__Records supplied__
● ● ●
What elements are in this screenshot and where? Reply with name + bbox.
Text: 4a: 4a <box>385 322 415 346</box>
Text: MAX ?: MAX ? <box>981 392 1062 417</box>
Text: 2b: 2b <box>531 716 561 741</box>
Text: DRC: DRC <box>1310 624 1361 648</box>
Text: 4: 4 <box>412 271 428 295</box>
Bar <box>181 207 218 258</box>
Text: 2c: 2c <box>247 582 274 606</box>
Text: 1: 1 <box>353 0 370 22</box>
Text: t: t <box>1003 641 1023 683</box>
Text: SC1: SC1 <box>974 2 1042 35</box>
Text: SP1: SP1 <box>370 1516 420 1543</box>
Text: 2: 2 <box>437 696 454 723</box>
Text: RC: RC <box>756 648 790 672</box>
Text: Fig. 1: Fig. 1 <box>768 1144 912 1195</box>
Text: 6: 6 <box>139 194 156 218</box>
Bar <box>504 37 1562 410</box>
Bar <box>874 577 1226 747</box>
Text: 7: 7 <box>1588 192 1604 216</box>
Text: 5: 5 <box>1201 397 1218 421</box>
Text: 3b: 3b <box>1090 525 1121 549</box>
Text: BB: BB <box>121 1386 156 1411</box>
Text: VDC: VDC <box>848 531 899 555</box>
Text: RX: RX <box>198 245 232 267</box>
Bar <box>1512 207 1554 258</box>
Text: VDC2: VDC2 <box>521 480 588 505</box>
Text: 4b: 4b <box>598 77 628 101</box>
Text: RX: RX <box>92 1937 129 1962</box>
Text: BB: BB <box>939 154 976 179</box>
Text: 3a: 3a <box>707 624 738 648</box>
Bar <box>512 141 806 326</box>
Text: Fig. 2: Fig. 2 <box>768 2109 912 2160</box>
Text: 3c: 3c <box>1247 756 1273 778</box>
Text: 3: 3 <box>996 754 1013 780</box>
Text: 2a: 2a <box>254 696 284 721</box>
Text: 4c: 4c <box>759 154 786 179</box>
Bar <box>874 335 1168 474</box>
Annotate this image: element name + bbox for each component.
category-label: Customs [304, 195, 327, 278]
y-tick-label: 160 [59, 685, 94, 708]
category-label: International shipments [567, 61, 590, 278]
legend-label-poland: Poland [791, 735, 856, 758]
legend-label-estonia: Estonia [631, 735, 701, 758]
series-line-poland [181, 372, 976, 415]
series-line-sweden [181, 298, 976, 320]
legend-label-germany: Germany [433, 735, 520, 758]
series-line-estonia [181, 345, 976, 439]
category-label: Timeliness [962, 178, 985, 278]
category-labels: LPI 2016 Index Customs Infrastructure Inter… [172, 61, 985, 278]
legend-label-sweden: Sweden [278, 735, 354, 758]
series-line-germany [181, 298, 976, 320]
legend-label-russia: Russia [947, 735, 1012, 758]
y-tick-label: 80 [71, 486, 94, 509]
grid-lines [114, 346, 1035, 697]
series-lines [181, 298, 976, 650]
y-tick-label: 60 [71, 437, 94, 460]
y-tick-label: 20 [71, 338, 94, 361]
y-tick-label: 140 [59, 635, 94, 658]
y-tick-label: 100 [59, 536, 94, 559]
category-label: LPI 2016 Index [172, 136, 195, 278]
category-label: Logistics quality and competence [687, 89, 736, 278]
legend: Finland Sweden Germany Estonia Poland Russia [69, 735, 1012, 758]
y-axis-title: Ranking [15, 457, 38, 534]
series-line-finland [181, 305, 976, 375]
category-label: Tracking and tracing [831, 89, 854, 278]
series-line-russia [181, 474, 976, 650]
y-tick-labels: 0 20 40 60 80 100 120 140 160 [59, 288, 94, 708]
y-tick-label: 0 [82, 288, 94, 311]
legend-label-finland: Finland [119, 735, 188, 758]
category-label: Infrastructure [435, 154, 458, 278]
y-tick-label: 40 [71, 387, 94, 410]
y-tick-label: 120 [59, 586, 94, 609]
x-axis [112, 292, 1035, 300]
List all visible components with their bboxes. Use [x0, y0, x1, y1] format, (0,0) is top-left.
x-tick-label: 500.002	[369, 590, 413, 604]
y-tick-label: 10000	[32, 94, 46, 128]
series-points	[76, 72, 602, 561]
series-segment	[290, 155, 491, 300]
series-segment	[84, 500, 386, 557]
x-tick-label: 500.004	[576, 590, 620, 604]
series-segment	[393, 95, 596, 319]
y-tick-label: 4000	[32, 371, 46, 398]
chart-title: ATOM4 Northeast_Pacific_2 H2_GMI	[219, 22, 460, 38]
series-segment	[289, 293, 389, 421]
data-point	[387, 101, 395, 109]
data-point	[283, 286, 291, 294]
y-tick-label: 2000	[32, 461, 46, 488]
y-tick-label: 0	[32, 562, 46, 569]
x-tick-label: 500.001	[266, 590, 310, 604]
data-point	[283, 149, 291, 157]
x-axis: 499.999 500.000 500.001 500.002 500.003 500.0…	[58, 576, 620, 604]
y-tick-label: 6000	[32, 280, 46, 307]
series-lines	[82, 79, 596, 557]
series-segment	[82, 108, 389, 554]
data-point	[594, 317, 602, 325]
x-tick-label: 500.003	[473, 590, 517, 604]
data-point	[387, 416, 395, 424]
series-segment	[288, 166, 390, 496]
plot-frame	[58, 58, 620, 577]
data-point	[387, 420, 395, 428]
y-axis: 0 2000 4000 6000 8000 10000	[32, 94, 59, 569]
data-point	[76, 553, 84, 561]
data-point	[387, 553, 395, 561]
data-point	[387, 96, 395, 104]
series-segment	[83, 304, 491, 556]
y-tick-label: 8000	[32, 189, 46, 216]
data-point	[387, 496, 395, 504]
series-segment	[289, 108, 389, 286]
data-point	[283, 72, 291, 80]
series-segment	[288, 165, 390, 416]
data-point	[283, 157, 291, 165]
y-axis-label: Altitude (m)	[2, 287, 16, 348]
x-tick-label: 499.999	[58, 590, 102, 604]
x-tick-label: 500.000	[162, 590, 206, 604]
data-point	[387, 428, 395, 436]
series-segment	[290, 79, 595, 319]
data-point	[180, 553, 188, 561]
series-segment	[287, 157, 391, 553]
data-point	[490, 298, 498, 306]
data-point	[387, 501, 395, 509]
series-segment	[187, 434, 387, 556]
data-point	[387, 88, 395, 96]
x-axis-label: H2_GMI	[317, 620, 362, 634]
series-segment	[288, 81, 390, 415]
● ● ●
__Exercise goal__
Put the entries from the first line through the line containing "Text: 6: 6 <box>139 194 156 218</box>" into a JSON list of strings, with one string per line and blank lines omitted.

__Final result__
[
  "What elements are in this screenshot and where? Reply with name + bbox.",
  "Text: 4a: 4a <box>385 322 415 346</box>",
  "Text: MAX ?: MAX ? <box>981 392 1062 417</box>",
  "Text: 2b: 2b <box>531 716 561 741</box>",
  "Text: DRC: DRC <box>1310 624 1361 648</box>",
  "Text: 4: 4 <box>412 271 428 295</box>",
  "Bar <box>181 207 218 258</box>",
  "Text: 2c: 2c <box>247 582 274 606</box>",
  "Text: 1: 1 <box>353 0 370 22</box>",
  "Text: t: t <box>1003 641 1023 683</box>",
  "Text: SC1: SC1 <box>974 2 1042 35</box>",
  "Text: SP1: SP1 <box>370 1516 420 1543</box>",
  "Text: 2: 2 <box>437 696 454 723</box>",
  "Text: RC: RC <box>756 648 790 672</box>",
  "Text: Fig. 1: Fig. 1 <box>768 1144 912 1195</box>",
  "Text: 6: 6 <box>139 194 156 218</box>"
]